▶ REQUIRED TASK
Using the records below, please work out how many lines contain "JSON"; answer with the number alone.
━━━━━━━━━━━━━━━━━━━━━━━━━━━━━━
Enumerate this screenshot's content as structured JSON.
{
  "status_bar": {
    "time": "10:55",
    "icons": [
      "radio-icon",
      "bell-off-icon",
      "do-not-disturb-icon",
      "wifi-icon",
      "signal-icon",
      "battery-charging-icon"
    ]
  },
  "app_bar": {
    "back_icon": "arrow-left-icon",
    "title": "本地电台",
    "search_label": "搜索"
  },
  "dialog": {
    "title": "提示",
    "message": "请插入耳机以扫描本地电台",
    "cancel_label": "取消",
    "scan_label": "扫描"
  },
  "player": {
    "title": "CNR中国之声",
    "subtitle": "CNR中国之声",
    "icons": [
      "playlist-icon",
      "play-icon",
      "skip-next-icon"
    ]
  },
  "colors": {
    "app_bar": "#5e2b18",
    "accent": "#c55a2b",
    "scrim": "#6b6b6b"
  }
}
━━━━━━━━━━━━━━━━━━━━━━━━━━━━━━
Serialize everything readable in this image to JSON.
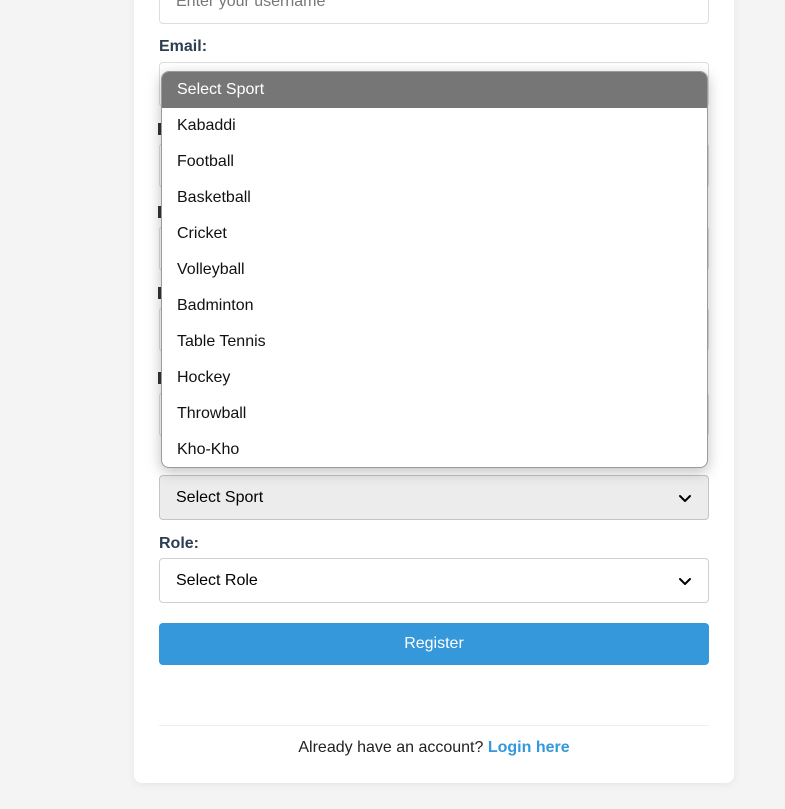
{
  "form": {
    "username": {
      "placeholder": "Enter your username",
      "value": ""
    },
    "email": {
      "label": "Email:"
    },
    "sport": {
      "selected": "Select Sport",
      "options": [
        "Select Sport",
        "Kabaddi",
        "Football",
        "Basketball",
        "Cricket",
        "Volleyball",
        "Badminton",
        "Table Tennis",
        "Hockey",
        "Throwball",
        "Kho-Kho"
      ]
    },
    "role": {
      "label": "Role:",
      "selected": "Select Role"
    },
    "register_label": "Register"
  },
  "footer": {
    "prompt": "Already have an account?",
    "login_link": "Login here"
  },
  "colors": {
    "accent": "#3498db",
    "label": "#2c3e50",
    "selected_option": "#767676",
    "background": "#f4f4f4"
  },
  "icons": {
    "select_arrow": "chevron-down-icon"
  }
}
━━━━━━━━━━━━━━━━━━━━━━━━━━━━━━
▶ WRITTEN RESPONSE
2